* [Problem description]
Check each line of the records below and collect those holding "color".

* [Input]
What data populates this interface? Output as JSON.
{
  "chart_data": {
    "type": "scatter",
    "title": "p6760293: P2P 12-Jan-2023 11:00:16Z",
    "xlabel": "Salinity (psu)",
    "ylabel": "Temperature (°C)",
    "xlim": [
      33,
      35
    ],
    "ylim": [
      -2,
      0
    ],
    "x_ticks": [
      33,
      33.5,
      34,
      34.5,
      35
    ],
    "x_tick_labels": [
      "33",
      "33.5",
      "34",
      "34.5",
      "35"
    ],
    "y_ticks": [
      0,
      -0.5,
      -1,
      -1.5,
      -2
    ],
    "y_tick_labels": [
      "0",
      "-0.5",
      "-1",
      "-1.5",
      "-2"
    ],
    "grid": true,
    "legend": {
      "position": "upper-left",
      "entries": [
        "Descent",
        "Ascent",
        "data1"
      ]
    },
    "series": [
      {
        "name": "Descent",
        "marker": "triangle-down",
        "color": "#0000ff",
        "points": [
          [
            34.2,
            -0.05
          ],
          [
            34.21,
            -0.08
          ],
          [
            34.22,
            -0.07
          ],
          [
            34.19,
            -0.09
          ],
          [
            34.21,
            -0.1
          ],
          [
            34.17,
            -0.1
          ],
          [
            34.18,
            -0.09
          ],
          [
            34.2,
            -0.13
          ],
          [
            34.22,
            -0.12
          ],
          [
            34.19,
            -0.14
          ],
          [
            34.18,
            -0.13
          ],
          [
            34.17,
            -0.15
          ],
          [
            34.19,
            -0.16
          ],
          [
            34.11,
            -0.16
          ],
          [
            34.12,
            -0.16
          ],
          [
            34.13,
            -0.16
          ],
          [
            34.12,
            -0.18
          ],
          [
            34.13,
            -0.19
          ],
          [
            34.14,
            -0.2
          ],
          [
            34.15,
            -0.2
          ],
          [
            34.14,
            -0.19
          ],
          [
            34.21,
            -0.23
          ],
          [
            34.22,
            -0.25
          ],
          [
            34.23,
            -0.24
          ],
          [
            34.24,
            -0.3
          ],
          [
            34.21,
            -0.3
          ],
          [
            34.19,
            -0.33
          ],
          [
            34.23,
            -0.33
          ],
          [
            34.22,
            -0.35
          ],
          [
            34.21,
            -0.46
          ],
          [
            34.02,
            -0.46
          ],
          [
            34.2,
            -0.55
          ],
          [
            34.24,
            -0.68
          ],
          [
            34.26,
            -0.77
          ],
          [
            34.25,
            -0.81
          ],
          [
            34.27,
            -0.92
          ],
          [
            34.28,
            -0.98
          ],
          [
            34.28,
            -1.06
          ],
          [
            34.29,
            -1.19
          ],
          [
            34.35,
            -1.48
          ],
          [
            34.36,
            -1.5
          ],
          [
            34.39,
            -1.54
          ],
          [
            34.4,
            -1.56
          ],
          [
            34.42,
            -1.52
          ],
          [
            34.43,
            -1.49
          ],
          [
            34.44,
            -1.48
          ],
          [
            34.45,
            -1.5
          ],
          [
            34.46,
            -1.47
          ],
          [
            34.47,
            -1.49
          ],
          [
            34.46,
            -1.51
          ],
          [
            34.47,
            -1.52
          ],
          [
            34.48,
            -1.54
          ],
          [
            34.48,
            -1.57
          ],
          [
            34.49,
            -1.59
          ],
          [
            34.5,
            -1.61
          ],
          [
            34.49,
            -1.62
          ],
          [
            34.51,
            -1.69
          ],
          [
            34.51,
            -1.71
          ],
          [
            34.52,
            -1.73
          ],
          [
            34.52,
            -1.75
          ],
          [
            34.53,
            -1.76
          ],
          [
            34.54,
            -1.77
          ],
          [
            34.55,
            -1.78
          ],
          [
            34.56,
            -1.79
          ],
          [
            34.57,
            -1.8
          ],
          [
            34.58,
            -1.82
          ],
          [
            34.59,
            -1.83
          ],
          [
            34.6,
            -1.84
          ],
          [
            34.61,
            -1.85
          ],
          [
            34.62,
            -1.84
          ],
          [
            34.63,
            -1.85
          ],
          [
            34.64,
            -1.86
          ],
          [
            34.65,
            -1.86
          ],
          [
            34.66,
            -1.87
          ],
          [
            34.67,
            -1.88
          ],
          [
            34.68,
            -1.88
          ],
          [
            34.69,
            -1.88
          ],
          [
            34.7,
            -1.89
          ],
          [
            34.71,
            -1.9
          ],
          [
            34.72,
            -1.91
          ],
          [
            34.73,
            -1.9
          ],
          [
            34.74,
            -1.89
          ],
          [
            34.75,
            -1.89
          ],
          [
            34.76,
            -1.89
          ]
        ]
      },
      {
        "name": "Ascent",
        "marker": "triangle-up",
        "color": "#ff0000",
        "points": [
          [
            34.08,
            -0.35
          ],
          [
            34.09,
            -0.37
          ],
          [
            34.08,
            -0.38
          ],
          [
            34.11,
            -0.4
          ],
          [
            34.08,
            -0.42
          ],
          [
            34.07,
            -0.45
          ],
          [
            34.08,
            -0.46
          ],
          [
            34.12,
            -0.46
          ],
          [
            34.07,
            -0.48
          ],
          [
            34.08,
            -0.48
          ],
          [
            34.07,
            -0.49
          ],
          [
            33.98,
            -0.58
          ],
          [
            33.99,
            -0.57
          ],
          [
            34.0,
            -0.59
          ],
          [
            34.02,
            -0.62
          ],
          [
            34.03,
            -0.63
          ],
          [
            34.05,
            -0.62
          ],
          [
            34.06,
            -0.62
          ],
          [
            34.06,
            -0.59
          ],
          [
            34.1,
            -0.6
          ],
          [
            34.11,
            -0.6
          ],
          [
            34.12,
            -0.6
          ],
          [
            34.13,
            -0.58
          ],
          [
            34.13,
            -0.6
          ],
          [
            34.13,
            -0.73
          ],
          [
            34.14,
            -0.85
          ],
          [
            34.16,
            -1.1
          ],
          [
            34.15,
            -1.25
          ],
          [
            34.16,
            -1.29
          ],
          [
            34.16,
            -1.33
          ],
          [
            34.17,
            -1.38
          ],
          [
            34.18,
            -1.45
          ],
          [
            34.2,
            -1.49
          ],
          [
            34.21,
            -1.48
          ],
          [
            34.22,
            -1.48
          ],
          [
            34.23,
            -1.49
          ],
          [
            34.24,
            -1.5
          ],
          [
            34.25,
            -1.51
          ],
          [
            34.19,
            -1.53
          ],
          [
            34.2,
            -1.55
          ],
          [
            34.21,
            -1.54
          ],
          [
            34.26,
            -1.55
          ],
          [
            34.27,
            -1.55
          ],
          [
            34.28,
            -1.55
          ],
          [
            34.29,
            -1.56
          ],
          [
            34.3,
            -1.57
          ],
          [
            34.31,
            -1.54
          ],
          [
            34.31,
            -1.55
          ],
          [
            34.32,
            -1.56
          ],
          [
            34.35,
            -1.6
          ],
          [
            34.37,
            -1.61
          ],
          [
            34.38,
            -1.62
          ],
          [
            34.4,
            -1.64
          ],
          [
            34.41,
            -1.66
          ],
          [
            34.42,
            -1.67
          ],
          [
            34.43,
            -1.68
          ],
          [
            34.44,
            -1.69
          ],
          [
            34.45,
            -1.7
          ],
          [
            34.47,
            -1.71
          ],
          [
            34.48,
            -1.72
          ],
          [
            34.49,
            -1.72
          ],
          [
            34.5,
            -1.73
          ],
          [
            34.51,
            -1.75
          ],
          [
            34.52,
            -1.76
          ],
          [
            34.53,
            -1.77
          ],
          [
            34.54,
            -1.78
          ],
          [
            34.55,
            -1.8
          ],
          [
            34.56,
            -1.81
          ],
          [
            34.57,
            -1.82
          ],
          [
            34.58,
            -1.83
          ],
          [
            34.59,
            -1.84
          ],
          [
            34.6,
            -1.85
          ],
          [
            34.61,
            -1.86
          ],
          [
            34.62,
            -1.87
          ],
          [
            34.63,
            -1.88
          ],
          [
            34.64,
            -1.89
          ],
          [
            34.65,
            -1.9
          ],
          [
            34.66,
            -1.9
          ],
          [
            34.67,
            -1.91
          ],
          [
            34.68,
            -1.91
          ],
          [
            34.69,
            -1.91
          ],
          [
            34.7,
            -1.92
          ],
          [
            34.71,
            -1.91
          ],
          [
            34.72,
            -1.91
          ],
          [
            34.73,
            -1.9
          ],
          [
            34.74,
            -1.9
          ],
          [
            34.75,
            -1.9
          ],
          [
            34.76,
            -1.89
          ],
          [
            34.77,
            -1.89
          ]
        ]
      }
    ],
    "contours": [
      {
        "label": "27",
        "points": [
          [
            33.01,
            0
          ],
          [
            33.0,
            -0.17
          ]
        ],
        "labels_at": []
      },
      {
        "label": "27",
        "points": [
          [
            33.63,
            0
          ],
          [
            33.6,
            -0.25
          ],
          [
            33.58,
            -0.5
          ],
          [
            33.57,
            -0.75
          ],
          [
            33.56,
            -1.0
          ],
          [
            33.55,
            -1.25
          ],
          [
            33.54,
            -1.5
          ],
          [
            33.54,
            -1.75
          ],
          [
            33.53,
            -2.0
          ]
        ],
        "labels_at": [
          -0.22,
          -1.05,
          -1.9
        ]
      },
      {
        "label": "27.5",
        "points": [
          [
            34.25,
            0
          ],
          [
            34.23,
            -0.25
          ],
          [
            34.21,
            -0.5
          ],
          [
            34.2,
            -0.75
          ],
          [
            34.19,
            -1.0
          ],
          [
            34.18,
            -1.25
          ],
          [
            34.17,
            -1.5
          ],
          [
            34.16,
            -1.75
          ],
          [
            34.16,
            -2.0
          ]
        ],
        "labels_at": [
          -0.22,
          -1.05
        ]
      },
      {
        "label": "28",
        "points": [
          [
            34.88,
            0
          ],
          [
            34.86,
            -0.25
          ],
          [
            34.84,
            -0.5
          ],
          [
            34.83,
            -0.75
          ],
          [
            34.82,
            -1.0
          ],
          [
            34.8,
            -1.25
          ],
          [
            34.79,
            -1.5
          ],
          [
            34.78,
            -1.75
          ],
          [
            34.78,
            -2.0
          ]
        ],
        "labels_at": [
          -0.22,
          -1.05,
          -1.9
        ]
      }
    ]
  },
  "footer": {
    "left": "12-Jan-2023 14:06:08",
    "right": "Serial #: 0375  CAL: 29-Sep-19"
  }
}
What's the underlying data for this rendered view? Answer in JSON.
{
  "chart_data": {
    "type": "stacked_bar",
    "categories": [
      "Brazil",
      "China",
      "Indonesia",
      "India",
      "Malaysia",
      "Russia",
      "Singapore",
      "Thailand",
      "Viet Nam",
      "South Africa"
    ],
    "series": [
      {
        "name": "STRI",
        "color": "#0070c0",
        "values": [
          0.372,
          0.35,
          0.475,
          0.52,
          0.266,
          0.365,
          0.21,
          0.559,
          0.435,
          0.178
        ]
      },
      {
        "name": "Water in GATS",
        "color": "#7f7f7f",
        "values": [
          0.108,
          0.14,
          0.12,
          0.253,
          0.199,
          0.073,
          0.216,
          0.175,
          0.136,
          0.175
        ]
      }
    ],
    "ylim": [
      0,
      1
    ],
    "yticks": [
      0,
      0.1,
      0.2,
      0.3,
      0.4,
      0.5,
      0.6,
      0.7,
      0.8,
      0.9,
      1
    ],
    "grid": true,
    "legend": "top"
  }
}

* [Answer to the task]
        "color": "#0000ff",
        "color": "#ff0000",
        "color": "#0070c0",
        "color": "#7f7f7f",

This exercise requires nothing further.